* [Work to do]: Which lines below hold the word "bets"? Report each one.

* [Exercise material]:
+--
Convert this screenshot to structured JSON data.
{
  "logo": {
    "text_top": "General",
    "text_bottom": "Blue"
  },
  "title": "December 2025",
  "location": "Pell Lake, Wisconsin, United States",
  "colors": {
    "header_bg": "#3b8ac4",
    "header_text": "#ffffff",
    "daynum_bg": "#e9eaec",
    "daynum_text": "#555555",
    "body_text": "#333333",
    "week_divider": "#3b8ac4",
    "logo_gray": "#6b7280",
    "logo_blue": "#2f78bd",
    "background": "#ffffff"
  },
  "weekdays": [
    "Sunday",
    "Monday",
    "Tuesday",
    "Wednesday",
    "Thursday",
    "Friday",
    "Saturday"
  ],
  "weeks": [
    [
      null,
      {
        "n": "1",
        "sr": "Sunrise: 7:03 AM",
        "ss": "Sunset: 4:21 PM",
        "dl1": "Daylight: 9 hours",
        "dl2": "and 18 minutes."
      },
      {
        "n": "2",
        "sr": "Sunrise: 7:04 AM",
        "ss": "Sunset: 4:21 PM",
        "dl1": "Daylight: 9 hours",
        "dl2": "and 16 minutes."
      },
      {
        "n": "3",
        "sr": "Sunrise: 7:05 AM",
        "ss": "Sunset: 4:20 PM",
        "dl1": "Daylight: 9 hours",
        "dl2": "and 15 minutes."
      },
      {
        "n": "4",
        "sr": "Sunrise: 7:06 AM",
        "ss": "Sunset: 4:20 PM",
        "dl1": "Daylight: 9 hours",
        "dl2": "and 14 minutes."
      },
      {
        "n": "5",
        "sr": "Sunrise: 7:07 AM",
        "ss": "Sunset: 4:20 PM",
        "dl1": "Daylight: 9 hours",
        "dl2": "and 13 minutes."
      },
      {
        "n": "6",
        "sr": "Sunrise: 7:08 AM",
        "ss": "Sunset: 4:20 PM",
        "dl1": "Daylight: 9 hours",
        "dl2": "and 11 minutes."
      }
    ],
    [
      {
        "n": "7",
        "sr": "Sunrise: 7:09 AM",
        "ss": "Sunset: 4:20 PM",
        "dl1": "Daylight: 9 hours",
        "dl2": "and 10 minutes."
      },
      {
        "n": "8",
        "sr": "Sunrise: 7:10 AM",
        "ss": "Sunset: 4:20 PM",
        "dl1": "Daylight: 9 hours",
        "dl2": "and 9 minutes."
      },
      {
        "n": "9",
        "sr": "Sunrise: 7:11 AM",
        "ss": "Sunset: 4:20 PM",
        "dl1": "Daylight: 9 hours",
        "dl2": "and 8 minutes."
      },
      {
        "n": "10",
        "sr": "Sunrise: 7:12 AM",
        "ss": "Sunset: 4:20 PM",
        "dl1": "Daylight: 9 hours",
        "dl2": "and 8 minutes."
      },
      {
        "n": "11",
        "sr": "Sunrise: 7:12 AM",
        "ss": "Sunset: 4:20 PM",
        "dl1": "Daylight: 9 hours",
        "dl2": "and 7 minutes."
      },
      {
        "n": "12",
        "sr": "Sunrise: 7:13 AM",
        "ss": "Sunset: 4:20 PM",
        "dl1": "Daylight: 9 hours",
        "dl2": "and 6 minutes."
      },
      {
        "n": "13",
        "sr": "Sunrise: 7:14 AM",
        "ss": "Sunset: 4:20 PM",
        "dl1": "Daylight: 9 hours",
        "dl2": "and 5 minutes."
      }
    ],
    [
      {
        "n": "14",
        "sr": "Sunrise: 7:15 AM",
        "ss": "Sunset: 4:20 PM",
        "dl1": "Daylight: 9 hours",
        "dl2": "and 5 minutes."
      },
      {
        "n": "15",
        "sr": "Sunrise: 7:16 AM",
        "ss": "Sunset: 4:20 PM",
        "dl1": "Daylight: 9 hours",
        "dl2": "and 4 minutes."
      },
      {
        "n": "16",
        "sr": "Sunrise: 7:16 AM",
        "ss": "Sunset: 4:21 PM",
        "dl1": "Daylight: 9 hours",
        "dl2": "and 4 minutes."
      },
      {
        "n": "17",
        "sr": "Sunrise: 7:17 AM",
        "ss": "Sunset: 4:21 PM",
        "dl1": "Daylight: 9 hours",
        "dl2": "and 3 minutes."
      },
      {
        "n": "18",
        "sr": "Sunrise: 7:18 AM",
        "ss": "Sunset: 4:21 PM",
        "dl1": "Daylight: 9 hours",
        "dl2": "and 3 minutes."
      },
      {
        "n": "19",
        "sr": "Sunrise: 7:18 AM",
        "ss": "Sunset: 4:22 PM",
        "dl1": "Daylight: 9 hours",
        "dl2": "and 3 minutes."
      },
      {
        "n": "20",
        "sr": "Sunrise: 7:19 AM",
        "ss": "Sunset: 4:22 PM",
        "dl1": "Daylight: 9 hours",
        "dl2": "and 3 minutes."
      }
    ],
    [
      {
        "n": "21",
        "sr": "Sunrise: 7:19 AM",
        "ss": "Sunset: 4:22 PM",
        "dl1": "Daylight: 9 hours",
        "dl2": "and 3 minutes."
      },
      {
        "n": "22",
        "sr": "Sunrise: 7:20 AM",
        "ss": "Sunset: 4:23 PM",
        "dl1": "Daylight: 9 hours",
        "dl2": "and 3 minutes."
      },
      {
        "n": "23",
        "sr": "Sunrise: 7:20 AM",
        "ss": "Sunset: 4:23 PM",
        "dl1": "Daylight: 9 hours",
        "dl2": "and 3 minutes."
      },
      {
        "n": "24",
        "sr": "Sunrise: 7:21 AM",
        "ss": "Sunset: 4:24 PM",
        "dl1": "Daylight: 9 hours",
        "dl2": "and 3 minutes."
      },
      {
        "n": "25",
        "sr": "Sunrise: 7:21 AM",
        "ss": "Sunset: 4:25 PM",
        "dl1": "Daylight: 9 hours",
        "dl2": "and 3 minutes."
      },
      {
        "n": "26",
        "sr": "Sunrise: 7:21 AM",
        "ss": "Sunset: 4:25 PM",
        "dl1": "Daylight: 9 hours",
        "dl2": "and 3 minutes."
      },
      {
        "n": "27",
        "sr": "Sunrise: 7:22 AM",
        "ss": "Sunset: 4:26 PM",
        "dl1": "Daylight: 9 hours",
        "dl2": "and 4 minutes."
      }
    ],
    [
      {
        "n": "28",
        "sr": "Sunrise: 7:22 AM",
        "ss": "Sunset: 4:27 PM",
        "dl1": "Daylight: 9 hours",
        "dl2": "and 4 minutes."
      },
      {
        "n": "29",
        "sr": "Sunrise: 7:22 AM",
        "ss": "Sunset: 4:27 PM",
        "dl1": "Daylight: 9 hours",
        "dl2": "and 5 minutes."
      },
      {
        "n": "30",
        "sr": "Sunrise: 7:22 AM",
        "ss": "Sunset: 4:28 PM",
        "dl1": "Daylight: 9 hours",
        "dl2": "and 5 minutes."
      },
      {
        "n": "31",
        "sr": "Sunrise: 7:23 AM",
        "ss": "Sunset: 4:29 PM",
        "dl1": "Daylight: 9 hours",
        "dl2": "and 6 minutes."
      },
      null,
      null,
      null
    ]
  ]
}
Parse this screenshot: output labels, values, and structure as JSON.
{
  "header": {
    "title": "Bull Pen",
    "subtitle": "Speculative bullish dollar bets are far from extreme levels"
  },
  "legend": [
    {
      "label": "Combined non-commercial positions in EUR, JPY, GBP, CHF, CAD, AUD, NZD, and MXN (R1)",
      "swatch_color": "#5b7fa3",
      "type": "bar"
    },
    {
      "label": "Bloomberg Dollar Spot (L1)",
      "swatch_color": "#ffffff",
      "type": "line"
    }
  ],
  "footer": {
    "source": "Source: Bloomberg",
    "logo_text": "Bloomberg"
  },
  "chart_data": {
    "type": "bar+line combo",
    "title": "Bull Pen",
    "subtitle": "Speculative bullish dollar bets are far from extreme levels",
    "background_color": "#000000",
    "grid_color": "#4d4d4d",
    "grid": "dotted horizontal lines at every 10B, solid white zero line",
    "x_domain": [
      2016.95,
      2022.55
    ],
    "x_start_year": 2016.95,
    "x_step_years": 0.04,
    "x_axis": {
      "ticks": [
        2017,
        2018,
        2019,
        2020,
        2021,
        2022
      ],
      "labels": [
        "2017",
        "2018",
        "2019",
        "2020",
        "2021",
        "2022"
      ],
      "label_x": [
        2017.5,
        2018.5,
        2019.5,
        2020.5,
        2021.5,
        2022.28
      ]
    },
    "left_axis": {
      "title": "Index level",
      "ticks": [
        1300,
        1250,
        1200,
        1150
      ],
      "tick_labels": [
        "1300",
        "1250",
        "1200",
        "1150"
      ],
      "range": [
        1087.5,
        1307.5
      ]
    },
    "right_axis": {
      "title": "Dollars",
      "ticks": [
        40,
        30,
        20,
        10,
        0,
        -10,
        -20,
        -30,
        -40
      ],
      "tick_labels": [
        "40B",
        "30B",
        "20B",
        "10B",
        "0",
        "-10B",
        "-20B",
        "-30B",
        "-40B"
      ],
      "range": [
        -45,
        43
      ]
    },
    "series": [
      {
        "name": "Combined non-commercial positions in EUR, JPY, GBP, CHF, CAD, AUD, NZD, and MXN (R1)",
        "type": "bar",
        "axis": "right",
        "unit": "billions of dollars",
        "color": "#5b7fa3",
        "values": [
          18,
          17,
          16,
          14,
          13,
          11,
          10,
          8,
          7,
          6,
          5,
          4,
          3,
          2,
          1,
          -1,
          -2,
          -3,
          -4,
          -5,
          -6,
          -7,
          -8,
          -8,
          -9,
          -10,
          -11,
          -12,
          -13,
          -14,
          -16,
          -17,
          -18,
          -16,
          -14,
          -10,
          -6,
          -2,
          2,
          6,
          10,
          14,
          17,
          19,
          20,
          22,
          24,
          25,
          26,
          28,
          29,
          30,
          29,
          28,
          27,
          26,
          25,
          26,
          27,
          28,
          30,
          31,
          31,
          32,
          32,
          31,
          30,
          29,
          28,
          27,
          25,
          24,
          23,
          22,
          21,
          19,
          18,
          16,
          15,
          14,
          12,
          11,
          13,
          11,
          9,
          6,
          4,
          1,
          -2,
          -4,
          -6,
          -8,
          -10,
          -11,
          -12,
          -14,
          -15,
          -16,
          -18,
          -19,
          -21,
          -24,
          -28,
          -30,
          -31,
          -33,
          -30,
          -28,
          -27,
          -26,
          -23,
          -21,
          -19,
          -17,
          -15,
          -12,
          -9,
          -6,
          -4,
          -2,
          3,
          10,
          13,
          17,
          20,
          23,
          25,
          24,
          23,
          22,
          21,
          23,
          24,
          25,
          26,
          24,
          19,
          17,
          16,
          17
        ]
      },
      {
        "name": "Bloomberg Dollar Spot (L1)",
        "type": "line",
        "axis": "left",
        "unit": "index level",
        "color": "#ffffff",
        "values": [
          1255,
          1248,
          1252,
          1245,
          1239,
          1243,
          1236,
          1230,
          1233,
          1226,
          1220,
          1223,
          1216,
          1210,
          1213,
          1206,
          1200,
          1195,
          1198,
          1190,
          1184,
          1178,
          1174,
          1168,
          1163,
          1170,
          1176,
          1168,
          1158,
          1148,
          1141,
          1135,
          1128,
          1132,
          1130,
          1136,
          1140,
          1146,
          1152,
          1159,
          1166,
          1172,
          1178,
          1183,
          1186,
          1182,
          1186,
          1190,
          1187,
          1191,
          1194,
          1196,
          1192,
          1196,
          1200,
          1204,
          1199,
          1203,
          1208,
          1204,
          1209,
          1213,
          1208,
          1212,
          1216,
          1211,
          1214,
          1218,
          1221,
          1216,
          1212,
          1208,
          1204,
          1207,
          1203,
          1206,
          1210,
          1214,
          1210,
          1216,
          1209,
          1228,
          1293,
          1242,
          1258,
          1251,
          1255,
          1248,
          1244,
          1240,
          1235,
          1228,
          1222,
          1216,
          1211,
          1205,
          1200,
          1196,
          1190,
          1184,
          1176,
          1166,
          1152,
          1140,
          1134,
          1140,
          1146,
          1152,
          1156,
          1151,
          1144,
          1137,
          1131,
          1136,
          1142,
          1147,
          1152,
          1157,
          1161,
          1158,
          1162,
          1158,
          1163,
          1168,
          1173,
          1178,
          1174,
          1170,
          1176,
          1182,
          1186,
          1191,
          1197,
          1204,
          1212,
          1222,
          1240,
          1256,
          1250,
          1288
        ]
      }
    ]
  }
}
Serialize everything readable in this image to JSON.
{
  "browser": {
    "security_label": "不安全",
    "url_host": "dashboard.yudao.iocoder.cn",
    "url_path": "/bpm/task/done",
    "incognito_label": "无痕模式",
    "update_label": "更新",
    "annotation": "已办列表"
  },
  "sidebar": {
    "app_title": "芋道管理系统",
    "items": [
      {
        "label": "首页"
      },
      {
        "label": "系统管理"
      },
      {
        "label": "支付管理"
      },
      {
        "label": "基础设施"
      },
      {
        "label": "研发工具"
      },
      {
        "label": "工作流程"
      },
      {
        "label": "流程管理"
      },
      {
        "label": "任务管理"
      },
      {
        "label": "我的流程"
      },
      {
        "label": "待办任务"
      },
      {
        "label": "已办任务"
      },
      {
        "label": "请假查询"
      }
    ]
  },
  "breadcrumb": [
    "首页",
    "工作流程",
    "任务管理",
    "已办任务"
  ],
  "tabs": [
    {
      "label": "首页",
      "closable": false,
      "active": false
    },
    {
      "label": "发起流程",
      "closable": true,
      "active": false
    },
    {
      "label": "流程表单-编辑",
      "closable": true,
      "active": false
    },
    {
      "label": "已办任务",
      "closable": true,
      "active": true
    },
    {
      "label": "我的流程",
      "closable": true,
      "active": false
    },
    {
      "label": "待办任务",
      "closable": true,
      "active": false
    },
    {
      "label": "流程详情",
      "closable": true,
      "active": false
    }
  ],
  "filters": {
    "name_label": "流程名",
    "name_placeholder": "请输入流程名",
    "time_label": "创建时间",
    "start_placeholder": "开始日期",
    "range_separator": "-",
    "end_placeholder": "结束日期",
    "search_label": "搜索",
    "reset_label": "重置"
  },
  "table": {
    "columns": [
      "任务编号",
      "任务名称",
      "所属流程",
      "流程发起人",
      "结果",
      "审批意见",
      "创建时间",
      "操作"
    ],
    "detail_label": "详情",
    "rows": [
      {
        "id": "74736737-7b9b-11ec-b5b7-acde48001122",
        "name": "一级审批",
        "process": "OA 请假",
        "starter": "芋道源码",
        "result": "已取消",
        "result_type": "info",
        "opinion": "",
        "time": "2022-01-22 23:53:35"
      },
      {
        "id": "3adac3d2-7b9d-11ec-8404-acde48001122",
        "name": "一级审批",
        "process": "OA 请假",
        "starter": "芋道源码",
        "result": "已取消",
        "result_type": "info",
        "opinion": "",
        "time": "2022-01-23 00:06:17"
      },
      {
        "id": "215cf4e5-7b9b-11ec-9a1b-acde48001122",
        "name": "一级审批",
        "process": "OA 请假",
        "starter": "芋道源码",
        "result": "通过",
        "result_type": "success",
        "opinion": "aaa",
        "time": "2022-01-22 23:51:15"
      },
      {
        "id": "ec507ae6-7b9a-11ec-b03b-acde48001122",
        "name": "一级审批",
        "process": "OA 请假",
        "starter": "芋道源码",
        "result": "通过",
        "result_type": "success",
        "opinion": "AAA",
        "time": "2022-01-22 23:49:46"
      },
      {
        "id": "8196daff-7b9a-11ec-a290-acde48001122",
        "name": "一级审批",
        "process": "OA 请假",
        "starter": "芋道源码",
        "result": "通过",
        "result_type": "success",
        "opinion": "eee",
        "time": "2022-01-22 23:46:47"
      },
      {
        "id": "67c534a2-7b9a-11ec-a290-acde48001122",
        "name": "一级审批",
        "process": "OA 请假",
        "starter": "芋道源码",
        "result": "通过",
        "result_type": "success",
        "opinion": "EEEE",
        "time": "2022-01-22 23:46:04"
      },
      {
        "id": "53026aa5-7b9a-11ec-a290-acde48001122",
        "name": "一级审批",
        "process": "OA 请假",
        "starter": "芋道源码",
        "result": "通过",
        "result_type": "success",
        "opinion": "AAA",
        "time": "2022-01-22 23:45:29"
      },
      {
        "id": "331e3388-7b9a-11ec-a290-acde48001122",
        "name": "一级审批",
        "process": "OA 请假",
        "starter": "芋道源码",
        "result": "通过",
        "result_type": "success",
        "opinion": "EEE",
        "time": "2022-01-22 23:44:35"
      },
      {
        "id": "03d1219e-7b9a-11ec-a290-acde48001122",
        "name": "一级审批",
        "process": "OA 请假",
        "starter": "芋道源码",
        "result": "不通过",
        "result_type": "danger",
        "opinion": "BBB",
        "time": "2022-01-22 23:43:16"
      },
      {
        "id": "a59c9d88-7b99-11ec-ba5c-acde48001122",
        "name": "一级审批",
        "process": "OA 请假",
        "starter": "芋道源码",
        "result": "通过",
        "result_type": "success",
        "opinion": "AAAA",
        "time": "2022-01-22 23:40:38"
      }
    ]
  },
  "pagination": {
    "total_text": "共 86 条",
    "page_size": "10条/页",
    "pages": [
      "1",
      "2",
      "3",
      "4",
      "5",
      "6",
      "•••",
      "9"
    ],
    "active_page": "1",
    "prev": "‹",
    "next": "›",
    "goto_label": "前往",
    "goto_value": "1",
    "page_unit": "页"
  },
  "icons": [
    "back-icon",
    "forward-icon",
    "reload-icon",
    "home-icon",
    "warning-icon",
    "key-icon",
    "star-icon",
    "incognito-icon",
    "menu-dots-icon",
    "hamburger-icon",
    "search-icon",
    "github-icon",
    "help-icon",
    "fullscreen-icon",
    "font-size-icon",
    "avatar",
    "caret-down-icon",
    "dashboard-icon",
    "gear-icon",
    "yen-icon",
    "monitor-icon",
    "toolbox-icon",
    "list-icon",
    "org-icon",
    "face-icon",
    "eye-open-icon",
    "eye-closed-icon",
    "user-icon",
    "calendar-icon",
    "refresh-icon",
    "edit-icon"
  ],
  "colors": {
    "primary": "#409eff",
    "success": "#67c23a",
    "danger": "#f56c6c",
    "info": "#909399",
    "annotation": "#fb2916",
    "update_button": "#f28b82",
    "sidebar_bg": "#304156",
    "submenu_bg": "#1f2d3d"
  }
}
+--
* [Solution to the exercise]:
    "subtitle": "Speculative bullish dollar bets are far from extreme levels"
    "subtitle": "Speculative bullish dollar bets are far from extreme levels",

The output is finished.